Entries from a visual dataset:

- - - - -

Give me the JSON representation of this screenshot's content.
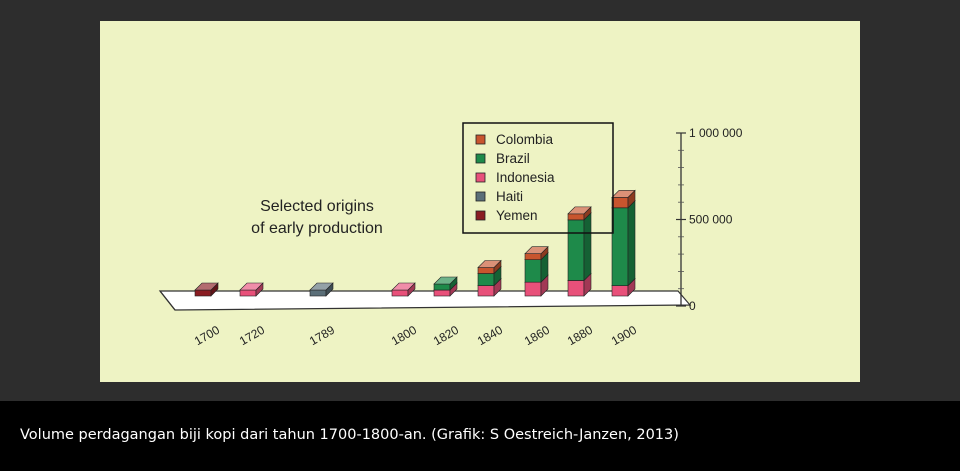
{
  "caption": "Volume perdagangan biji kopi dari tahun 1700-1800-an. (Grafik: S Oestreich-Janzen, 2013)",
  "chart_data": {
    "type": "bar",
    "stacked": true,
    "three_d": true,
    "annotation": [
      "Selected origins",
      "of early production"
    ],
    "categories": [
      "1700",
      "1720",
      "1789",
      "1800",
      "1820",
      "1840",
      "1860",
      "1880",
      "1900"
    ],
    "yticks": [
      {
        "value": 0,
        "label": "0"
      },
      {
        "value": 500000,
        "label": "500 000"
      },
      {
        "value": 1000000,
        "label": "1 000 000"
      }
    ],
    "ylim": [
      0,
      1000000
    ],
    "legend_position": "top-center",
    "series": [
      {
        "name": "Colombia",
        "color": "#c8552e",
        "values": [
          0,
          0,
          0,
          0,
          0,
          3000,
          5000,
          25000,
          60000
        ]
      },
      {
        "name": "Brazil",
        "color": "#1e8a4a",
        "values": [
          0,
          0,
          0,
          0,
          25000,
          70000,
          130000,
          350000,
          450000
        ]
      },
      {
        "name": "Indonesia",
        "color": "#e8507a",
        "values": [
          0,
          20000,
          0,
          25000,
          10000,
          60000,
          80000,
          90000,
          60000
        ]
      },
      {
        "name": "Haiti",
        "color": "#5a6e78",
        "values": [
          0,
          0,
          30000,
          0,
          0,
          0,
          0,
          0,
          0
        ]
      },
      {
        "name": "Yemen",
        "color": "#8a1c22",
        "values": [
          15000,
          0,
          0,
          0,
          0,
          0,
          0,
          0,
          0
        ]
      }
    ]
  }
}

- - - - -

Objective
Make an exact copy of the data above, pictures excluded.

Task solution
Give me the JSON representation of this screenshot's content.
{
  "caption": "Volume perdagangan biji kopi dari tahun 1700-1800-an. (Grafik: S Oestreich-Janzen, 2013)",
  "chart_data": {
    "type": "bar",
    "stacked": true,
    "three_d": true,
    "annotation": [
      "Selected origins",
      "of early production"
    ],
    "categories": [
      "1700",
      "1720",
      "1789",
      "1800",
      "1820",
      "1840",
      "1860",
      "1880",
      "1900"
    ],
    "yticks": [
      {
        "value": 0,
        "label": "0"
      },
      {
        "value": 500000,
        "label": "500 000"
      },
      {
        "value": 1000000,
        "label": "1 000 000"
      }
    ],
    "ylim": [
      0,
      1000000
    ],
    "legend_position": "top-center",
    "series": [
      {
        "name": "Colombia",
        "color": "#c8552e",
        "values": [
          0,
          0,
          0,
          0,
          0,
          3000,
          5000,
          25000,
          60000
        ]
      },
      {
        "name": "Brazil",
        "color": "#1e8a4a",
        "values": [
          0,
          0,
          0,
          0,
          25000,
          70000,
          130000,
          350000,
          450000
        ]
      },
      {
        "name": "Indonesia",
        "color": "#e8507a",
        "values": [
          0,
          20000,
          0,
          25000,
          10000,
          60000,
          80000,
          90000,
          60000
        ]
      },
      {
        "name": "Haiti",
        "color": "#5a6e78",
        "values": [
          0,
          0,
          30000,
          0,
          0,
          0,
          0,
          0,
          0
        ]
      },
      {
        "name": "Yemen",
        "color": "#8a1c22",
        "values": [
          15000,
          0,
          0,
          0,
          0,
          0,
          0,
          0,
          0
        ]
      }
    ]
  }
}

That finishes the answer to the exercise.